The problem — Pictures stay out of your copy, but everything else in the records below must be repeated exactly.

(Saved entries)
##########

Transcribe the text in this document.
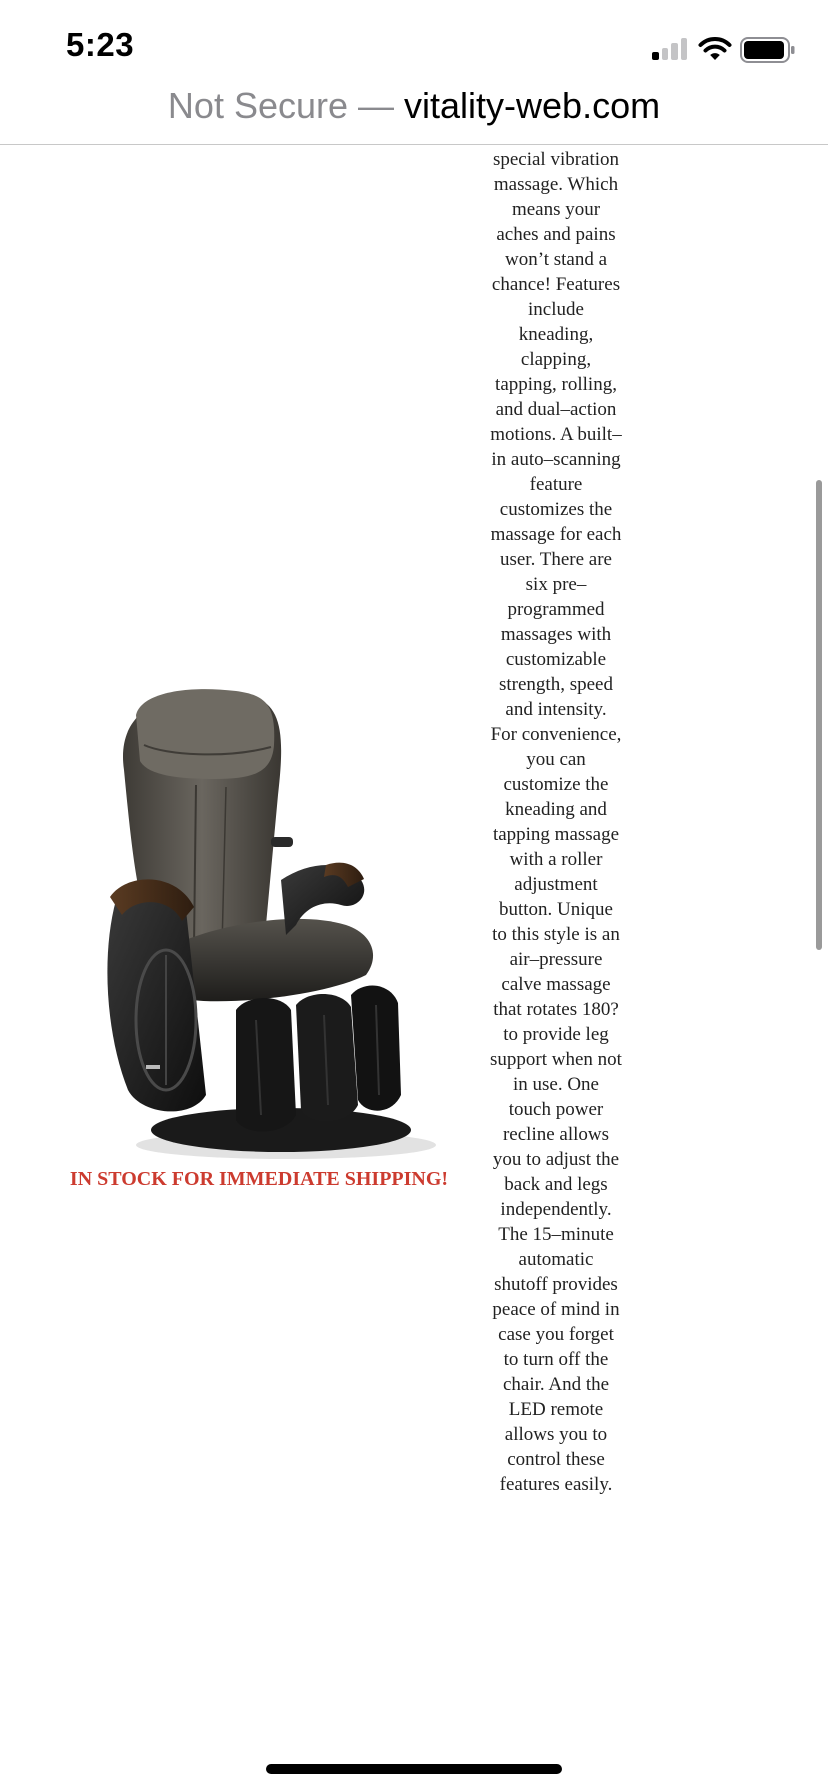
5:23
Not Secure — vitality-web.com
IN STOCK FOR IMMEDIATE SHIPPING!

special vibration massage. Which means your aches and pains won’t stand a chance! Features include kneading, clapping, tapping, rolling, and dual–action motions. A built–in auto–scanning feature customizes the massage for each user. There are six pre–programmed massages with customizable strength, speed and intensity. For convenience, you can customize the kneading and tapping massage with a roller adjustment button. Unique to this style is an air–pressure calve massage that rotates 180? to provide leg support when not in use. One touch power recline allows you to adjust the back and legs independently. The 15–minute automatic shutoff provides peace of mind in case you forget to turn off the chair. And the LED remote allows you to control these features easily.
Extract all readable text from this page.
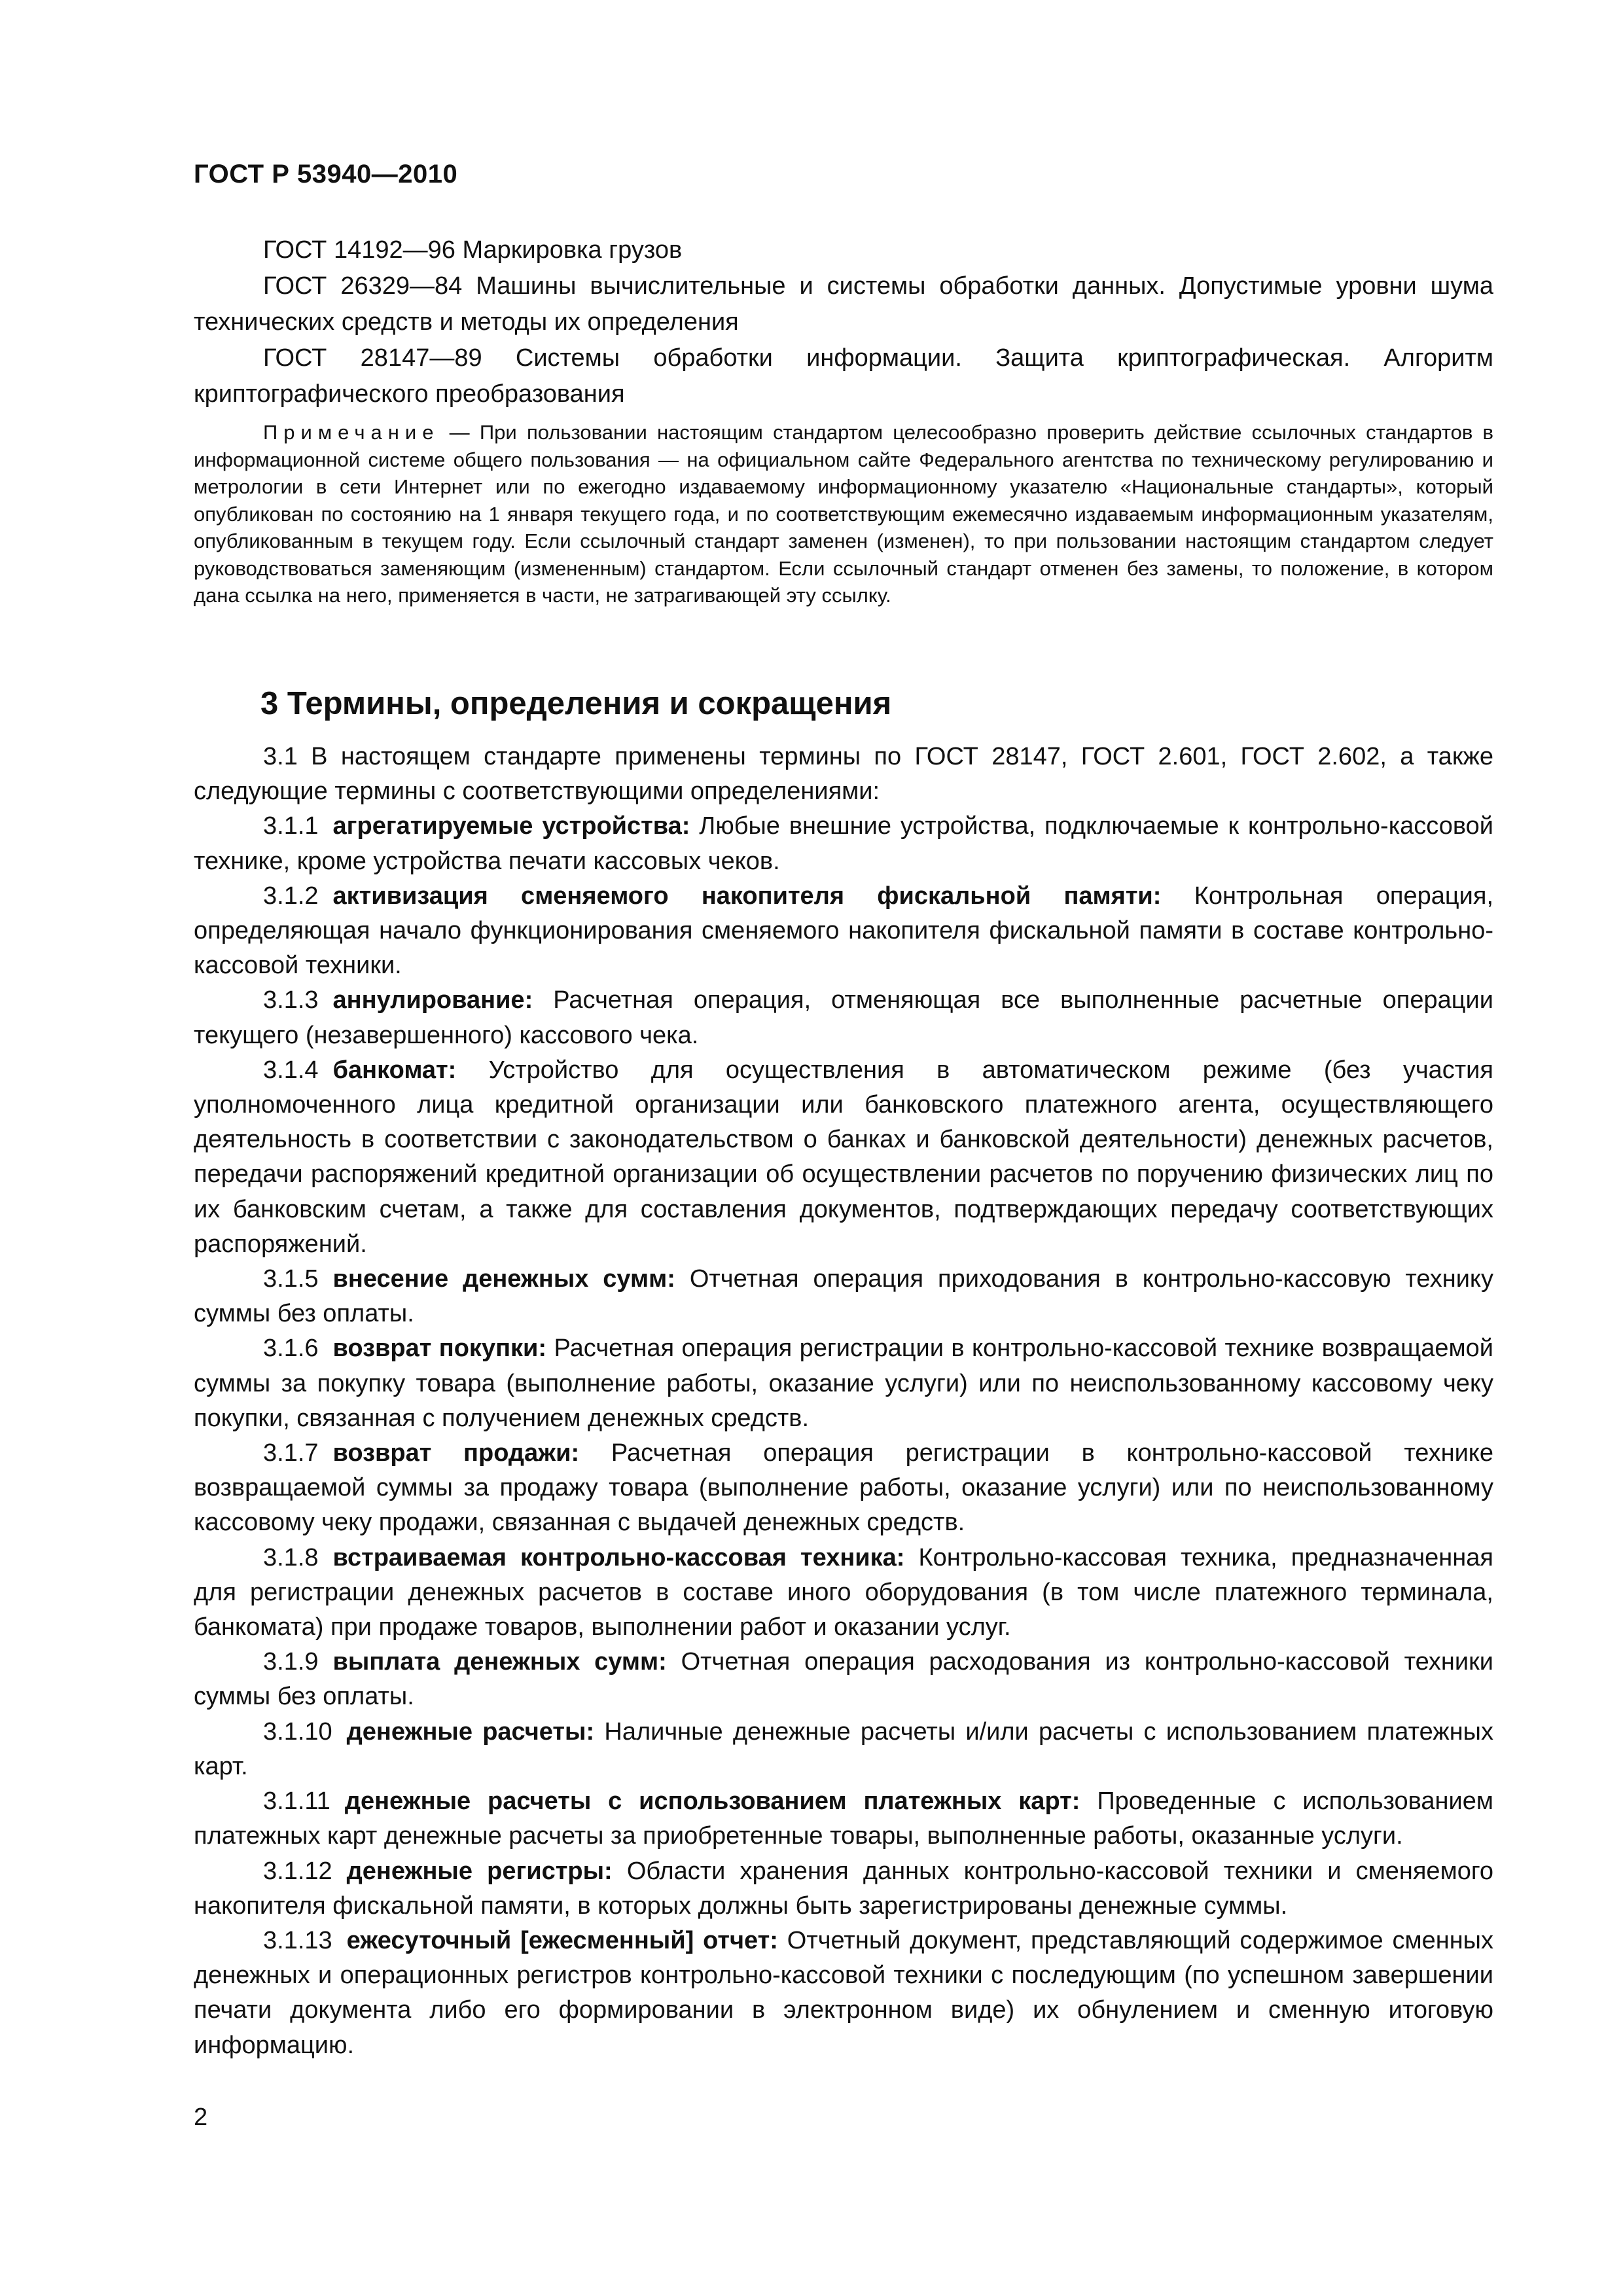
ГОСТ Р 53940—2010

ГОСТ 14192—96 Маркировка грузов

ГОСТ 26329—84 Машины вычислительные и системы обработки данных. Допустимые уровни шума технических средств и методы их определения

ГОСТ 28147—89 Системы обработки информации. Защита криптографическая. Алгоритм криптографического преобразования

Примечание — При пользовании настоящим стандартом целесообразно проверить действие ссылочных стандартов в информационной системе общего пользования — на официальном сайте Федерального агентства по техническому регулированию и метрологии в сети Интернет или по ежегодно издаваемому информационному указателю «Национальные стандарты», который опубликован по состоянию на 1 января текущего года, и по соответствующим ежемесячно издаваемым информационным указателям, опубликованным в текущем году. Если ссылочный стандарт заменен (изменен), то при пользовании настоящим стандартом следует руководствоваться заменяющим (измененным) стандартом. Если ссылочный стандарт отменен без замены, то положение, в котором дана ссылка на него, применяется в части, не затрагивающей эту ссылку.
3 Термины, определения и сокращения

3.1 В настоящем стандарте применены термины по ГОСТ 28147, ГОСТ 2.601, ГОСТ 2.602, а также следующие термины с соответствующими определениями:

3.1.1 агрегатируемые устройства: Любые внешние устройства, подключаемые к контрольно-кассовой технике, кроме устройства печати кассовых чеков.

3.1.2 активизация сменяемого накопителя фискальной памяти: Контрольная операция, определяющая начало функционирования сменяемого накопителя фискальной памяти в составе контрольно-кассовой техники.

3.1.3 аннулирование: Расчетная операция, отменяющая все выполненные расчетные операции текущего (незавершенного) кассового чека.

3.1.4 банкомат: Устройство для осуществления в автоматическом режиме (без участия уполномоченного лица кредитной организации или банковского платежного агента, осуществляющего деятельность в соответствии с законодательством о банках и банковской деятельности) денежных расчетов, передачи распоряжений кредитной организации об осуществлении расчетов по поручению физических лиц по их банковским счетам, а также для составления документов, подтверждающих передачу соответствующих распоряжений.

3.1.5 внесение денежных сумм: Отчетная операция приходования в контрольно-кассовую технику суммы без оплаты.

3.1.6 возврат покупки: Расчетная операция регистрации в контрольно-кассовой технике возвращаемой суммы за покупку товара (выполнение работы, оказание услуги) или по неиспользованному кассовому чеку покупки, связанная с получением денежных средств.

3.1.7 возврат продажи: Расчетная операция регистрации в контрольно-кассовой технике возвращаемой суммы за продажу товара (выполнение работы, оказание услуги) или по неиспользованному кассовому чеку продажи, связанная с выдачей денежных средств.

3.1.8 встраиваемая контрольно-кассовая техника: Контрольно-кассовая техника, предназначенная для регистрации денежных расчетов в составе иного оборудования (в том числе платежного терминала, банкомата) при продаже товаров, выполнении работ и оказании услуг.

3.1.9 выплата денежных сумм: Отчетная операция расходования из контрольно-кассовой техники суммы без оплаты.

3.1.10 денежные расчеты: Наличные денежные расчеты и/или расчеты с использованием платежных карт.

3.1.11 денежные расчеты с использованием платежных карт: Проведенные с использованием платежных карт денежные расчеты за приобретенные товары, выполненные работы, оказанные услуги.

3.1.12 денежные регистры: Области хранения данных контрольно-кассовой техники и сменяемого накопителя фискальной памяти, в которых должны быть зарегистрированы денежные суммы.

3.1.13 ежесуточный [ежесменный] отчет: Отчетный документ, представляющий содержимое сменных денежных и операционных регистров контрольно-кассовой техники с последующим (по успешном завершении печати документа либо его формировании в электронном виде) их обнулением и сменную итоговую информацию.

2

##########

Complete response —
Transcribe the text in this document.
5:23
Not Secure — vitality-web.com
IN STOCK FOR IMMEDIATE SHIPPING!

special vibration massage. Which means your aches and pains won’t stand a chance! Features include kneading, clapping, tapping, rolling, and dual–action motions. A built–in auto–scanning feature customizes the massage for each user. There are six pre–programmed massages with customizable strength, speed and intensity. For convenience, you can customize the kneading and tapping massage with a roller adjustment button. Unique to this style is an air–pressure calve massage that rotates 180? to provide leg support when not in use. One touch power recline allows you to adjust the back and legs independently. The 15–minute automatic shutoff provides peace of mind in case you forget to turn off the chair. And the LED remote allows you to control these features easily.
Extract all readable text from this page.
ГОСТ Р 53940—2010

ГОСТ 14192—96 Маркировка грузов

ГОСТ 26329—84 Машины вычислительные и системы обработки данных. Допустимые уровни шума технических средств и методы их определения

ГОСТ 28147—89 Системы обработки информации. Защита криптографическая. Алгоритм криптографического преобразования

Примечание — При пользовании настоящим стандартом целесообразно проверить действие ссылочных стандартов в информационной системе общего пользования — на официальном сайте Федерального агентства по техническому регулированию и метрологии в сети Интернет или по ежегодно издаваемому информационному указателю «Национальные стандарты», который опубликован по состоянию на 1 января текущего года, и по соответствующим ежемесячно издаваемым информационным указателям, опубликованным в текущем году. Если ссылочный стандарт заменен (изменен), то при пользовании настоящим стандартом следует руководствоваться заменяющим (измененным) стандартом. Если ссылочный стандарт отменен без замены, то положение, в котором дана ссылка на него, применяется в части, не затрагивающей эту ссылку.
3 Термины, определения и сокращения

3.1 В настоящем стандарте применены термины по ГОСТ 28147, ГОСТ 2.601, ГОСТ 2.602, а также следующие термины с соответствующими определениями:

3.1.1 агрегатируемые устройства: Любые внешние устройства, подключаемые к контрольно-кассовой технике, кроме устройства печати кассовых чеков.

3.1.2 активизация сменяемого накопителя фискальной памяти: Контрольная операция, определяющая начало функционирования сменяемого накопителя фискальной памяти в составе контрольно-кассовой техники.

3.1.3 аннулирование: Расчетная операция, отменяющая все выполненные расчетные операции текущего (незавершенного) кассового чека.

3.1.4 банкомат: Устройство для осуществления в автоматическом режиме (без участия уполномоченного лица кредитной организации или банковского платежного агента, осуществляющего деятельность в соответствии с законодательством о банках и банковской деятельности) денежных расчетов, передачи распоряжений кредитной организации об осуществлении расчетов по поручению физических лиц по их банковским счетам, а также для составления документов, подтверждающих передачу соответствующих распоряжений.

3.1.5 внесение денежных сумм: Отчетная операция приходования в контрольно-кассовую технику суммы без оплаты.

3.1.6 возврат покупки: Расчетная операция регистрации в контрольно-кассовой технике возвращаемой суммы за покупку товара (выполнение работы, оказание услуги) или по неиспользованному кассовому чеку покупки, связанная с получением денежных средств.

3.1.7 возврат продажи: Расчетная операция регистрации в контрольно-кассовой технике возвращаемой суммы за продажу товара (выполнение работы, оказание услуги) или по неиспользованному кассовому чеку продажи, связанная с выдачей денежных средств.

3.1.8 встраиваемая контрольно-кассовая техника: Контрольно-кассовая техника, предназначенная для регистрации денежных расчетов в составе иного оборудования (в том числе платежного терминала, банкомата) при продаже товаров, выполнении работ и оказании услуг.

3.1.9 выплата денежных сумм: Отчетная операция расходования из контрольно-кассовой техники суммы без оплаты.

3.1.10 денежные расчеты: Наличные денежные расчеты и/или расчеты с использованием платежных карт.

3.1.11 денежные расчеты с использованием платежных карт: Проведенные с использованием платежных карт денежные расчеты за приобретенные товары, выполненные работы, оказанные услуги.

3.1.12 денежные регистры: Области хранения данных контрольно-кассовой техники и сменяемого накопителя фискальной памяти, в которых должны быть зарегистрированы денежные суммы.

3.1.13 ежесуточный [ежесменный] отчет: Отчетный документ, представляющий содержимое сменных денежных и операционных регистров контрольно-кассовой техники с последующим (по успешном завершении печати документа либо его формировании в электронном виде) их обнулением и сменную итоговую информацию.

2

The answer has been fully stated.